Exercise details »
Reproduce the records below, replacing "24 Hour Chart" with "One Day Chart" and keeping everything else unchanged.

Dataset rows »
□ □ □ □
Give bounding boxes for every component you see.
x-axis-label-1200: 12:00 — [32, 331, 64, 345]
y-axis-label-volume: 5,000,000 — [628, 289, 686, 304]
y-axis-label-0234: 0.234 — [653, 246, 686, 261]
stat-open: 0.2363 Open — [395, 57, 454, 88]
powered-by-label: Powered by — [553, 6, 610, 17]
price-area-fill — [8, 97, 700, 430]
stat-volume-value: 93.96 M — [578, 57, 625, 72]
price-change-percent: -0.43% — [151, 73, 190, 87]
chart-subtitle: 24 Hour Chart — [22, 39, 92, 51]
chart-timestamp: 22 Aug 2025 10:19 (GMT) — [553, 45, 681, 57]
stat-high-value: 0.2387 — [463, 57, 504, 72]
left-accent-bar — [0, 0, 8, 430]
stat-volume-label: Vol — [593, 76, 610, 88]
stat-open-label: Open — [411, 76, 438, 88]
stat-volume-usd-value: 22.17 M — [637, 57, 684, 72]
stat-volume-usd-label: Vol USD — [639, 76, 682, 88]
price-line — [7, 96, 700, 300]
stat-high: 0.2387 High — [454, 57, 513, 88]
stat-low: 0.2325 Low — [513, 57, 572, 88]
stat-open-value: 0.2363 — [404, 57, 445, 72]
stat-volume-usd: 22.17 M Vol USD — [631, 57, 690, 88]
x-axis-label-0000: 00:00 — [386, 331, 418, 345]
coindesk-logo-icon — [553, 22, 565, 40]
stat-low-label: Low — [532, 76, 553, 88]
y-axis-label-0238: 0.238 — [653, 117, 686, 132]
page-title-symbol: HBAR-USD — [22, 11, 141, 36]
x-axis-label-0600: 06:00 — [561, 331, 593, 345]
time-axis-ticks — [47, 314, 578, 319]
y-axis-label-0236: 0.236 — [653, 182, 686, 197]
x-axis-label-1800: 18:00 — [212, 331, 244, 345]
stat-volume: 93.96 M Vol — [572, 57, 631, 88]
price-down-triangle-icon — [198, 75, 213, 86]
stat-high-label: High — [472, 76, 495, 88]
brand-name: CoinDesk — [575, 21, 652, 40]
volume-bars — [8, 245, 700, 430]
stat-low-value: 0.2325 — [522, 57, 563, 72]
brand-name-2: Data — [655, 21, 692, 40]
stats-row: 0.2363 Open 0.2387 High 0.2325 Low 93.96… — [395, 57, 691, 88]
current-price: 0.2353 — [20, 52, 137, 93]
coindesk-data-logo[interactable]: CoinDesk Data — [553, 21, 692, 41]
□ □ □ □
Exercise answer »
Give bounding boxes for every component you see.
x-axis-label-1200: 12:00 — [32, 331, 64, 345]
y-axis-label-volume: 5,000,000 — [628, 289, 686, 304]
y-axis-label-0234: 0.234 — [653, 246, 686, 261]
stat-open: 0.2363 Open — [395, 57, 454, 88]
powered-by-label: Powered by — [553, 6, 610, 17]
price-area-fill — [8, 97, 700, 430]
stat-volume-value: 93.96 M — [578, 57, 625, 72]
price-change-percent: -0.43% — [151, 73, 190, 87]
chart-subtitle: One Day Chart — [22, 39, 92, 51]
chart-timestamp: 22 Aug 2025 10:19 (GMT) — [553, 45, 681, 57]
stat-high-value: 0.2387 — [463, 57, 504, 72]
left-accent-bar — [0, 0, 8, 430]
stat-volume-label: Vol — [593, 76, 610, 88]
stat-open-label: Open — [411, 76, 438, 88]
stat-volume-usd-value: 22.17 M — [637, 57, 684, 72]
stat-volume-usd-label: Vol USD — [639, 76, 682, 88]
price-line — [7, 96, 700, 300]
stat-high: 0.2387 High — [454, 57, 513, 88]
stat-low: 0.2325 Low — [513, 57, 572, 88]
stat-open-value: 0.2363 — [404, 57, 445, 72]
stat-volume-usd: 22.17 M Vol USD — [631, 57, 690, 88]
x-axis-label-0000: 00:00 — [386, 331, 418, 345]
coindesk-logo-icon — [553, 22, 565, 40]
stat-low-label: Low — [532, 76, 553, 88]
y-axis-label-0238: 0.238 — [653, 117, 686, 132]
page-title-symbol: HBAR-USD — [22, 11, 141, 36]
x-axis-label-0600: 06:00 — [561, 331, 593, 345]
time-axis-ticks — [47, 314, 578, 319]
y-axis-label-0236: 0.236 — [653, 182, 686, 197]
x-axis-label-1800: 18:00 — [212, 331, 244, 345]
stat-volume: 93.96 M Vol — [572, 57, 631, 88]
price-down-triangle-icon — [198, 75, 213, 86]
stat-high-label: High — [472, 76, 495, 88]
brand-name: CoinDesk — [575, 21, 652, 40]
volume-bars — [8, 245, 700, 430]
stat-low-value: 0.2325 — [522, 57, 563, 72]
brand-name-2: Data — [655, 21, 692, 40]
stats-row: 0.2363 Open 0.2387 High 0.2325 Low 93.96… — [395, 57, 691, 88]
current-price: 0.2353 — [20, 52, 137, 93]
coindesk-data-logo[interactable]: CoinDesk Data — [553, 21, 692, 41]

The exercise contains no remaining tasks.